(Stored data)
▽
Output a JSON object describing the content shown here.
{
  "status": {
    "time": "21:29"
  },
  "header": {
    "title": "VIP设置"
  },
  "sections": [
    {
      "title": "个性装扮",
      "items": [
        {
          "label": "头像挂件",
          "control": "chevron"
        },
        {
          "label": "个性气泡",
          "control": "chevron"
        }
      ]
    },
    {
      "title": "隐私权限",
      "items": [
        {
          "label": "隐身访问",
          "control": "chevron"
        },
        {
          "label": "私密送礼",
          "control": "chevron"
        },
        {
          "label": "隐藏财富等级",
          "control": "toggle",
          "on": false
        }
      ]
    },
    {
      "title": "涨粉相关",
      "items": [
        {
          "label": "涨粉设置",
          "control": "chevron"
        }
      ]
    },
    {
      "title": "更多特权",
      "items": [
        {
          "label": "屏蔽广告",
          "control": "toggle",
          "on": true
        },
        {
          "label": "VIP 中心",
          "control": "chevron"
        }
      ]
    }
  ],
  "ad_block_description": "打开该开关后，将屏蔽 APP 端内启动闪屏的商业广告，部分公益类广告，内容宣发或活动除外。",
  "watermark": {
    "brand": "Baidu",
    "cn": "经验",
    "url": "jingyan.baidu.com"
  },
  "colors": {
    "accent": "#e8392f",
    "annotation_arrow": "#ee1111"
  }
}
△
» **Problem details**
Copy out the full material exactly as it appears.

» **Task response**
Output a JSON object describing the content shown here.
{
  "status": {
    "time": "21:29"
  },
  "header": {
    "title": "VIP设置"
  },
  "sections": [
    {
      "title": "个性装扮",
      "items": [
        {
          "label": "头像挂件",
          "control": "chevron"
        },
        {
          "label": "个性气泡",
          "control": "chevron"
        }
      ]
    },
    {
      "title": "隐私权限",
      "items": [
        {
          "label": "隐身访问",
          "control": "chevron"
        },
        {
          "label": "私密送礼",
          "control": "chevron"
        },
        {
          "label": "隐藏财富等级",
          "control": "toggle",
          "on": false
        }
      ]
    },
    {
      "title": "涨粉相关",
      "items": [
        {
          "label": "涨粉设置",
          "control": "chevron"
        }
      ]
    },
    {
      "title": "更多特权",
      "items": [
        {
          "label": "屏蔽广告",
          "control": "toggle",
          "on": true
        },
        {
          "label": "VIP 中心",
          "control": "chevron"
        }
      ]
    }
  ],
  "ad_block_description": "打开该开关后，将屏蔽 APP 端内启动闪屏的商业广告，部分公益类广告，内容宣发或活动除外。",
  "watermark": {
    "brand": "Baidu",
    "cn": "经验",
    "url": "jingyan.baidu.com"
  },
  "colors": {
    "accent": "#e8392f",
    "annotation_arrow": "#ee1111"
  }
}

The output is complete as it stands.